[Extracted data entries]
# # # # # # #
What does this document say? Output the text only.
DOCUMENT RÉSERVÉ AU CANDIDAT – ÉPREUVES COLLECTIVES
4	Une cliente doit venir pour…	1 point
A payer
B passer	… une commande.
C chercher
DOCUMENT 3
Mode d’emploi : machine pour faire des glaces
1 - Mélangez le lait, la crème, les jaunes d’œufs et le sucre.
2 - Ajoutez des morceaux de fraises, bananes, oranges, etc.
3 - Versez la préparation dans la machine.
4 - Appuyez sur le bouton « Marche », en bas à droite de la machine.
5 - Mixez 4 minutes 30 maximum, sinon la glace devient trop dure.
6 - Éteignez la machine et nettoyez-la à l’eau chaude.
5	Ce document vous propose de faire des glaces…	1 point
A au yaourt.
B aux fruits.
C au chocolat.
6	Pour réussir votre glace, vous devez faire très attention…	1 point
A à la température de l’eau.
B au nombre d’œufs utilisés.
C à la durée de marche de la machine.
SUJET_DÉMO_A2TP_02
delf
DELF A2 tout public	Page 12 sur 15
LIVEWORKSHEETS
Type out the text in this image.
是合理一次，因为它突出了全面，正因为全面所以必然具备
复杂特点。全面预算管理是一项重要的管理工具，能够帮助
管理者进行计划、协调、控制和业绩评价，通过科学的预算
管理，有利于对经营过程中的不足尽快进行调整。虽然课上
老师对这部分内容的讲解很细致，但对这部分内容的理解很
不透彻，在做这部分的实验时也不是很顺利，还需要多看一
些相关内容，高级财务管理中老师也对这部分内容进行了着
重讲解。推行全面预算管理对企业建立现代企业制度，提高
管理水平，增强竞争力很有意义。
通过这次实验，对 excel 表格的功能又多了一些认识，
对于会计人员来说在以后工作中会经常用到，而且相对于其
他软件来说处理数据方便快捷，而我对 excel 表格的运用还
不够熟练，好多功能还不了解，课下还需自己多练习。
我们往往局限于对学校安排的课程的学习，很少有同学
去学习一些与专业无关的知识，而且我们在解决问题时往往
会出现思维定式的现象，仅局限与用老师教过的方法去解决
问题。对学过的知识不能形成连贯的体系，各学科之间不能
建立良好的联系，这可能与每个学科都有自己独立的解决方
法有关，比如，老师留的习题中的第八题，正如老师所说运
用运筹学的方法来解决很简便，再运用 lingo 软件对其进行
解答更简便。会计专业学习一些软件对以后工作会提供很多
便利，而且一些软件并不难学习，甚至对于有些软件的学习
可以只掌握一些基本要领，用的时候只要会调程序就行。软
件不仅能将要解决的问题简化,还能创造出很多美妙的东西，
# # # # # # #
- [THE REQUEST]: Your task is to output all of the data above word for word.

- [RIGHT ANSWER]:
What does this document say? Output the text only.
DOCUMENT RÉSERVÉ AU CANDIDAT – ÉPREUVES COLLECTIVES
4	Une cliente doit venir pour…	1 point
A payer
B passer	… une commande.
C chercher
DOCUMENT 3
Mode d’emploi : machine pour faire des glaces
1 - Mélangez le lait, la crème, les jaunes d’œufs et le sucre.
2 - Ajoutez des morceaux de fraises, bananes, oranges, etc.
3 - Versez la préparation dans la machine.
4 - Appuyez sur le bouton « Marche », en bas à droite de la machine.
5 - Mixez 4 minutes 30 maximum, sinon la glace devient trop dure.
6 - Éteignez la machine et nettoyez-la à l’eau chaude.
5	Ce document vous propose de faire des glaces…	1 point
A au yaourt.
B aux fruits.
C au chocolat.
6	Pour réussir votre glace, vous devez faire très attention…	1 point
A à la température de l’eau.
B au nombre d’œufs utilisés.
C à la durée de marche de la machine.
SUJET_DÉMO_A2TP_02
delf
DELF A2 tout public	Page 12 sur 15
LIVEWORKSHEETS
Type out the text in this image.
是合理一次，因为它突出了全面，正因为全面所以必然具备
复杂特点。全面预算管理是一项重要的管理工具，能够帮助
管理者进行计划、协调、控制和业绩评价，通过科学的预算
管理，有利于对经营过程中的不足尽快进行调整。虽然课上
老师对这部分内容的讲解很细致，但对这部分内容的理解很
不透彻，在做这部分的实验时也不是很顺利，还需要多看一
些相关内容，高级财务管理中老师也对这部分内容进行了着
重讲解。推行全面预算管理对企业建立现代企业制度，提高
管理水平，增强竞争力很有意义。
通过这次实验，对 excel 表格的功能又多了一些认识，
对于会计人员来说在以后工作中会经常用到，而且相对于其
他软件来说处理数据方便快捷，而我对 excel 表格的运用还
不够熟练，好多功能还不了解，课下还需自己多练习。
我们往往局限于对学校安排的课程的学习，很少有同学
去学习一些与专业无关的知识，而且我们在解决问题时往往
会出现思维定式的现象，仅局限与用老师教过的方法去解决
问题。对学过的知识不能形成连贯的体系，各学科之间不能
建立良好的联系，这可能与每个学科都有自己独立的解决方
法有关，比如，老师留的习题中的第八题，正如老师所说运
用运筹学的方法来解决很简便，再运用 lingo 软件对其进行
解答更简便。会计专业学习一些软件对以后工作会提供很多
便利，而且一些软件并不难学习，甚至对于有些软件的学习
可以只掌握一些基本要领，用的时候只要会调程序就行。软
件不仅能将要解决的问题简化,还能创造出很多美妙的东西，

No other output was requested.